What you need to do: Take the entries below and reproduce them word for word.

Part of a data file
# # #
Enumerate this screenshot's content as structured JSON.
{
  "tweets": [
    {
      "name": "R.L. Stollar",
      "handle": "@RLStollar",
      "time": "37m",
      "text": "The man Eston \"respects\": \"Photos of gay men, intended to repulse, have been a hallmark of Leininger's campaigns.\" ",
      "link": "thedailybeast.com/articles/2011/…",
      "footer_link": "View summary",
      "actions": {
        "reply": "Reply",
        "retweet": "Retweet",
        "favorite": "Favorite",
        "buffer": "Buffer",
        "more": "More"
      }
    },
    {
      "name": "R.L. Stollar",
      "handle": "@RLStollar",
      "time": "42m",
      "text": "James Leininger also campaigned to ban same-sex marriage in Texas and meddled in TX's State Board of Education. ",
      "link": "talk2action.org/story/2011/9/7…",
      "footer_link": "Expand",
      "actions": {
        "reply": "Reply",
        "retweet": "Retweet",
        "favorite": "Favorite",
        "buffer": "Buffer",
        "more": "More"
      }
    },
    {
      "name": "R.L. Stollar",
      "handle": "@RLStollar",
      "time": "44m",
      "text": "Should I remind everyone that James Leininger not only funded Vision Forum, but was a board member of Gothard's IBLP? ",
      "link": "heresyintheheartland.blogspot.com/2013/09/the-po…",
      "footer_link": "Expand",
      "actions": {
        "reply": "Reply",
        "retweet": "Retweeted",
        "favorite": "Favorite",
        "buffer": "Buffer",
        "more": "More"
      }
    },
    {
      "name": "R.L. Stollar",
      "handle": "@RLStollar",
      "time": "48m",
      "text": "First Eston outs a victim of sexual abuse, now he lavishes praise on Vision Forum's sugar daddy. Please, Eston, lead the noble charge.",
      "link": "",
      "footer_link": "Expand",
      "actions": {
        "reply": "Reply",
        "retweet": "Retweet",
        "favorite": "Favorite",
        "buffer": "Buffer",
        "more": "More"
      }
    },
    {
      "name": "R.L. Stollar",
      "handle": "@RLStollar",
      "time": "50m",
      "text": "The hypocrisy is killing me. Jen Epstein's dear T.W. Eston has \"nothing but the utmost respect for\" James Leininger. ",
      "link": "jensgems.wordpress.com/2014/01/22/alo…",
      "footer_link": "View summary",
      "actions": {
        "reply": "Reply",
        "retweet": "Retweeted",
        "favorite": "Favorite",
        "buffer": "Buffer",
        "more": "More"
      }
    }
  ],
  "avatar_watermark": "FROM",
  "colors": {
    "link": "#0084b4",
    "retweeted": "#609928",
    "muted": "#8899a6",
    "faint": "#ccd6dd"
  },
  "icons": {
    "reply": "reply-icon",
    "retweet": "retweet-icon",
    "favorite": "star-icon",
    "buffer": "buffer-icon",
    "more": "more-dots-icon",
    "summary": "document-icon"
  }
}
# # #
Solution for this exercise:
Enumerate this screenshot's content as structured JSON.
{
  "tweets": [
    {
      "name": "R.L. Stollar",
      "handle": "@RLStollar",
      "time": "37m",
      "text": "The man Eston \"respects\": \"Photos of gay men, intended to repulse, have been a hallmark of Leininger's campaigns.\" ",
      "link": "thedailybeast.com/articles/2011/…",
      "footer_link": "View summary",
      "actions": {
        "reply": "Reply",
        "retweet": "Retweet",
        "favorite": "Favorite",
        "buffer": "Buffer",
        "more": "More"
      }
    },
    {
      "name": "R.L. Stollar",
      "handle": "@RLStollar",
      "time": "42m",
      "text": "James Leininger also campaigned to ban same-sex marriage in Texas and meddled in TX's State Board of Education. ",
      "link": "talk2action.org/story/2011/9/7…",
      "footer_link": "Expand",
      "actions": {
        "reply": "Reply",
        "retweet": "Retweet",
        "favorite": "Favorite",
        "buffer": "Buffer",
        "more": "More"
      }
    },
    {
      "name": "R.L. Stollar",
      "handle": "@RLStollar",
      "time": "44m",
      "text": "Should I remind everyone that James Leininger not only funded Vision Forum, but was a board member of Gothard's IBLP? ",
      "link": "heresyintheheartland.blogspot.com/2013/09/the-po…",
      "footer_link": "Expand",
      "actions": {
        "reply": "Reply",
        "retweet": "Retweeted",
        "favorite": "Favorite",
        "buffer": "Buffer",
        "more": "More"
      }
    },
    {
      "name": "R.L. Stollar",
      "handle": "@RLStollar",
      "time": "48m",
      "text": "First Eston outs a victim of sexual abuse, now he lavishes praise on Vision Forum's sugar daddy. Please, Eston, lead the noble charge.",
      "link": "",
      "footer_link": "Expand",
      "actions": {
        "reply": "Reply",
        "retweet": "Retweet",
        "favorite": "Favorite",
        "buffer": "Buffer",
        "more": "More"
      }
    },
    {
      "name": "R.L. Stollar",
      "handle": "@RLStollar",
      "time": "50m",
      "text": "The hypocrisy is killing me. Jen Epstein's dear T.W. Eston has \"nothing but the utmost respect for\" James Leininger. ",
      "link": "jensgems.wordpress.com/2014/01/22/alo…",
      "footer_link": "View summary",
      "actions": {
        "reply": "Reply",
        "retweet": "Retweeted",
        "favorite": "Favorite",
        "buffer": "Buffer",
        "more": "More"
      }
    }
  ],
  "avatar_watermark": "FROM",
  "colors": {
    "link": "#0084b4",
    "retweeted": "#609928",
    "muted": "#8899a6",
    "faint": "#ccd6dd"
  },
  "icons": {
    "reply": "reply-icon",
    "retweet": "retweet-icon",
    "favorite": "star-icon",
    "buffer": "buffer-icon",
    "more": "more-dots-icon",
    "summary": "document-icon"
  }
}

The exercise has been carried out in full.